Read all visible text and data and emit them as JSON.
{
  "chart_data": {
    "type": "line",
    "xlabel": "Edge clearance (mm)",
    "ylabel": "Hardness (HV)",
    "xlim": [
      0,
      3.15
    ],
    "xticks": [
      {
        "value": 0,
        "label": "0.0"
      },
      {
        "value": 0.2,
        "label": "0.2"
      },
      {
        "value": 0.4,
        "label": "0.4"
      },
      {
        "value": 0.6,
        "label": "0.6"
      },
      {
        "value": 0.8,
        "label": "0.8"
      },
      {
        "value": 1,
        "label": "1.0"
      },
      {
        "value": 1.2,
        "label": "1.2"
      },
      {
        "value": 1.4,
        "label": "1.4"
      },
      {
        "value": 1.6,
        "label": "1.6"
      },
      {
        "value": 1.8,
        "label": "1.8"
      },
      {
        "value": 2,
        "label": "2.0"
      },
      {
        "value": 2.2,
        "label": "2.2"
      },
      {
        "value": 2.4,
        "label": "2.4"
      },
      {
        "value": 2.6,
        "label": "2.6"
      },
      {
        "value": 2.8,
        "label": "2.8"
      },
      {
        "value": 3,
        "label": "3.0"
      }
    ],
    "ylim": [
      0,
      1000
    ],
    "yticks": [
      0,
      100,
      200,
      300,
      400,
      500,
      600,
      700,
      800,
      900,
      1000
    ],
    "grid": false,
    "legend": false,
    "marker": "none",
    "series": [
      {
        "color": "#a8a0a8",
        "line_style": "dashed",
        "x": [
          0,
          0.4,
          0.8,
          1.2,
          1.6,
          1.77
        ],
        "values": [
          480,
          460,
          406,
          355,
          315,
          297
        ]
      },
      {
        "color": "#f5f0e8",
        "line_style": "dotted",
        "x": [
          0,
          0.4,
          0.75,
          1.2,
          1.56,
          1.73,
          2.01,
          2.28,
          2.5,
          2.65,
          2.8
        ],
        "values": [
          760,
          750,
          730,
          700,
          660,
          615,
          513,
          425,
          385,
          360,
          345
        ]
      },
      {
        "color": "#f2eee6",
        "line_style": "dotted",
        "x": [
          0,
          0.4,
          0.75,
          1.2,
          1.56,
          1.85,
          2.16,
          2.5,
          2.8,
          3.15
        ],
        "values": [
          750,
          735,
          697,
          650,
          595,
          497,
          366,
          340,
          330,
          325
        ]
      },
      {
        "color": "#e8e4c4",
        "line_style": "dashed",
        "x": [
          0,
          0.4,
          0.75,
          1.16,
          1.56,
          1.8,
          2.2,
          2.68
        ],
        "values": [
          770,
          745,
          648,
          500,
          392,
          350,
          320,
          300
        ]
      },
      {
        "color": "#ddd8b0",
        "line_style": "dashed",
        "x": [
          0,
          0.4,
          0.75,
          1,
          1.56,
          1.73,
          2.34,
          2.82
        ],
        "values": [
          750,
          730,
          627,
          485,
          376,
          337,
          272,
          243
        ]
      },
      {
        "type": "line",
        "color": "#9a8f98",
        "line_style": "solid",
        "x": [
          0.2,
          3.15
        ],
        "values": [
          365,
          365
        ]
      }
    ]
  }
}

:::

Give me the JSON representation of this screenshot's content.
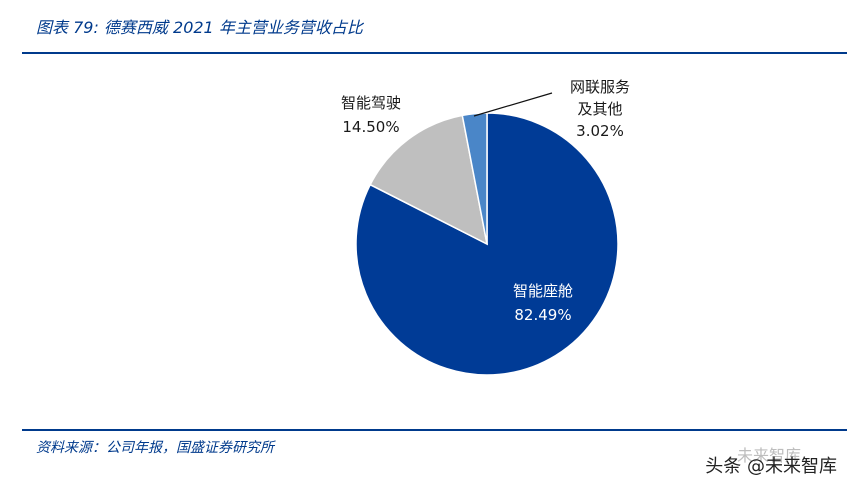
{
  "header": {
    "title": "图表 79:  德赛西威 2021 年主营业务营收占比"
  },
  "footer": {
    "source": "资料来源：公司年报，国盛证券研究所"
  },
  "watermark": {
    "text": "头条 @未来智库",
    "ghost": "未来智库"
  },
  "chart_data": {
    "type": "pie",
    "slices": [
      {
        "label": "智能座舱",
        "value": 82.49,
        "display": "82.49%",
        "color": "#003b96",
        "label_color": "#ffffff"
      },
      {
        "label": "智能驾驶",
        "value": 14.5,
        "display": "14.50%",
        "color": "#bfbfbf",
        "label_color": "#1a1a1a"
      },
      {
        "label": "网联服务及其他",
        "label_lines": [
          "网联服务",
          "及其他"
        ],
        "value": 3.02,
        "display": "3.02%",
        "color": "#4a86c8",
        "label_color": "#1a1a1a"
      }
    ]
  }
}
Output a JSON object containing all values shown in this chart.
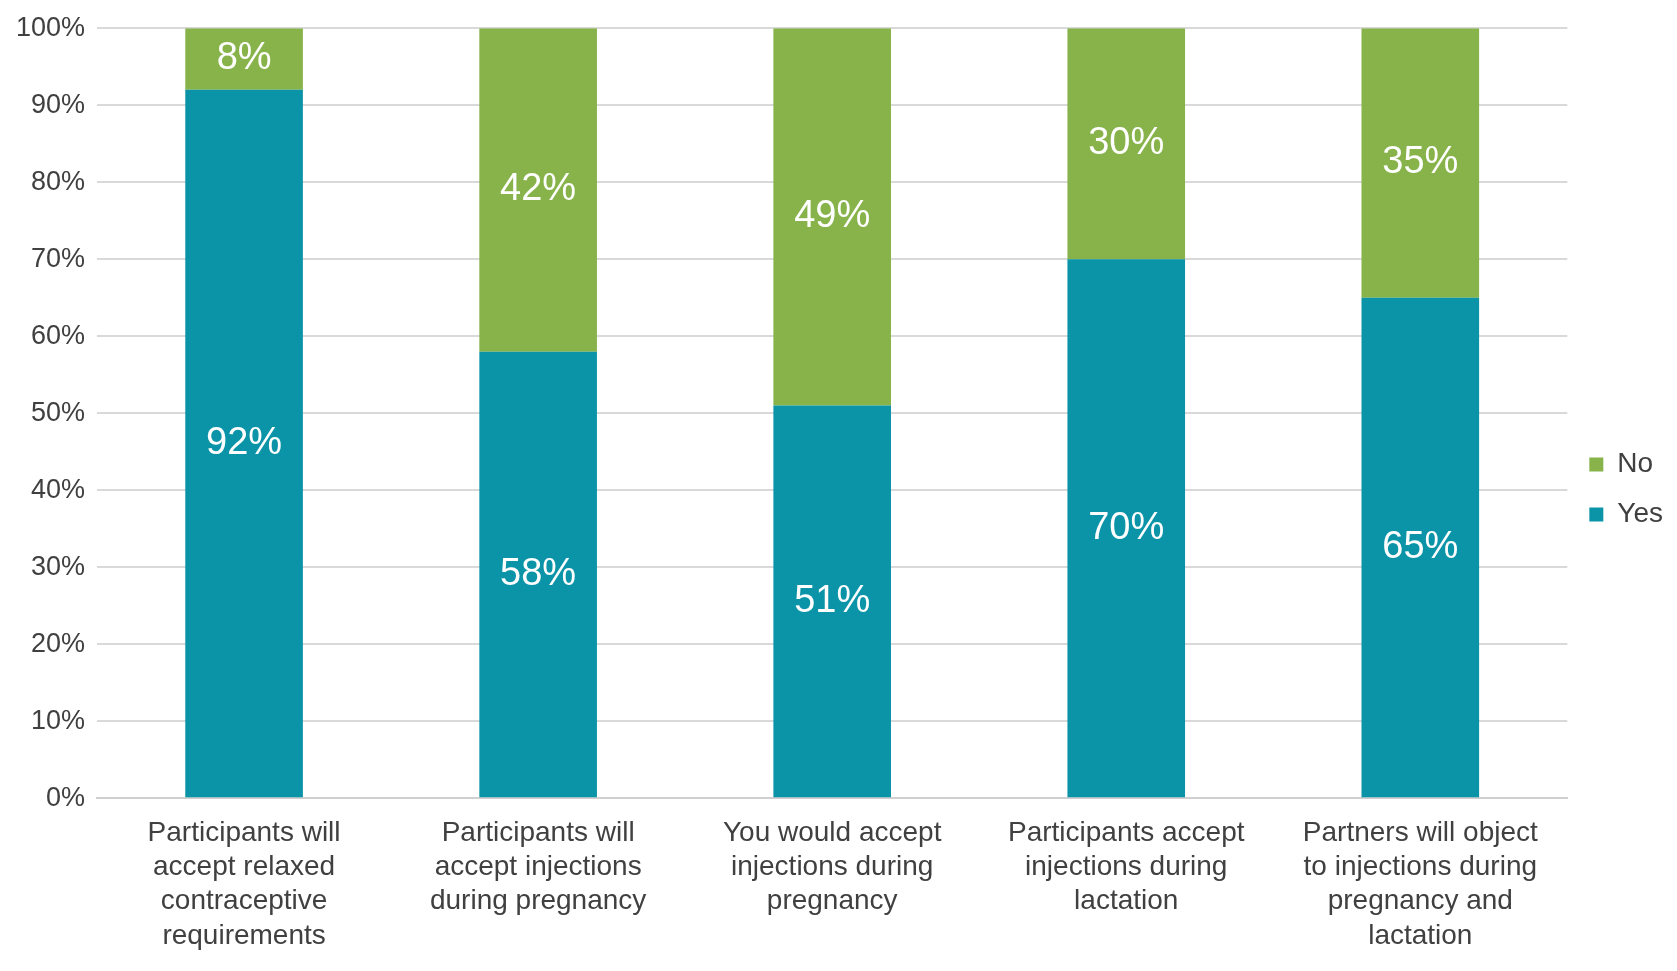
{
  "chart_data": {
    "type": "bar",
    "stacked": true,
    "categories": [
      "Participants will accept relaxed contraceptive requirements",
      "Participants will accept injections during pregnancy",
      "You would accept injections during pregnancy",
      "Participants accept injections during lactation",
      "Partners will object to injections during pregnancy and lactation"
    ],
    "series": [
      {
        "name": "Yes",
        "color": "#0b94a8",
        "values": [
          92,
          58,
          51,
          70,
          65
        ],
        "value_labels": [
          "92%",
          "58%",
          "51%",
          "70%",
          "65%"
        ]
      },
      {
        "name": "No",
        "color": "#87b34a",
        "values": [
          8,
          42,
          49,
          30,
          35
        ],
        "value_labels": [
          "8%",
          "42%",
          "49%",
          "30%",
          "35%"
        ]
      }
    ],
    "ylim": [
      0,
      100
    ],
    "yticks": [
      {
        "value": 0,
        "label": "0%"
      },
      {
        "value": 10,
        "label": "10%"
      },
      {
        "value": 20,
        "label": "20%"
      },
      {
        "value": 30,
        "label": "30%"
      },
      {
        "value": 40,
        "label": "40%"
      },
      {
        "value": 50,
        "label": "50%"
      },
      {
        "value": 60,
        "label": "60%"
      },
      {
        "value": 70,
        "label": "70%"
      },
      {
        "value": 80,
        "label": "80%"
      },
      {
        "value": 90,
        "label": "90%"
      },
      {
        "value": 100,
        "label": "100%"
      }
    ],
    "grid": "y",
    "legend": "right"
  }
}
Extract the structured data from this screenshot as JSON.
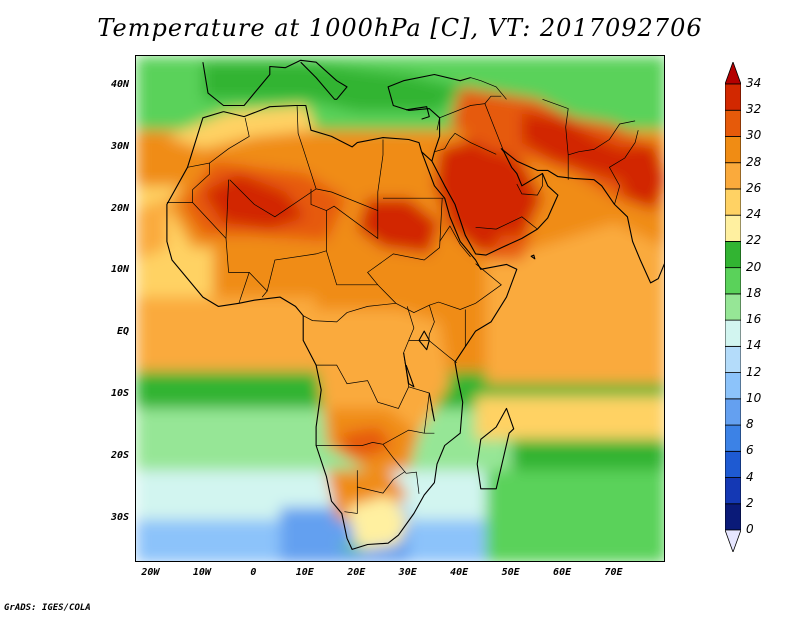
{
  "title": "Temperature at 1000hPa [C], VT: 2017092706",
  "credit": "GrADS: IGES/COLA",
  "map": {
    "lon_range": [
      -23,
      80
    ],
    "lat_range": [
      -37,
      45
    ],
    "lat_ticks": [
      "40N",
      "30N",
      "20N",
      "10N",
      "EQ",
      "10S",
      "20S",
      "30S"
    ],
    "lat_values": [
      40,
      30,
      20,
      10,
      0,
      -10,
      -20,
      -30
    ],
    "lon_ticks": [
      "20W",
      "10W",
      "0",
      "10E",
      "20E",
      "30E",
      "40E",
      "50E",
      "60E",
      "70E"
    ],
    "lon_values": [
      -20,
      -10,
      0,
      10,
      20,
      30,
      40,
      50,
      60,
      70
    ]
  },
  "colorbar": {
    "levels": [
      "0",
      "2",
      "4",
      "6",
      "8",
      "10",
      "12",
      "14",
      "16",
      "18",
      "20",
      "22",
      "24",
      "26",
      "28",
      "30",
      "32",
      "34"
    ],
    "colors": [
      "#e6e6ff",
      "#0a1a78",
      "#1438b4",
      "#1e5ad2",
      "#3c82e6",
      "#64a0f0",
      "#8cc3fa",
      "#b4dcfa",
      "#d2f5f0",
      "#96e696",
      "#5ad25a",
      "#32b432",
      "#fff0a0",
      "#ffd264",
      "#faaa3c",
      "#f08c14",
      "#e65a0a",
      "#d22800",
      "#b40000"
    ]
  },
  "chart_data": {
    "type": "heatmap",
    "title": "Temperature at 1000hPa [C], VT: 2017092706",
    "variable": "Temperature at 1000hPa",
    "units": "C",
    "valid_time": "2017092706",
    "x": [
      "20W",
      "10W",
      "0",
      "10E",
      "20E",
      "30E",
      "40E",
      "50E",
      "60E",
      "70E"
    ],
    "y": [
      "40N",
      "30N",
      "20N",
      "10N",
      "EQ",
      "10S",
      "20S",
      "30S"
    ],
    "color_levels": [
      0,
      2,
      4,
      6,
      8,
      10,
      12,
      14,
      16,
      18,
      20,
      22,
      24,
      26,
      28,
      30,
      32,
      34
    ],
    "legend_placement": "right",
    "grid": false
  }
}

:::

■ **THE EXERCISE**:
Count every line in the listing above that holds "pregnancy", then report only the count.

■ **RESULT**:
3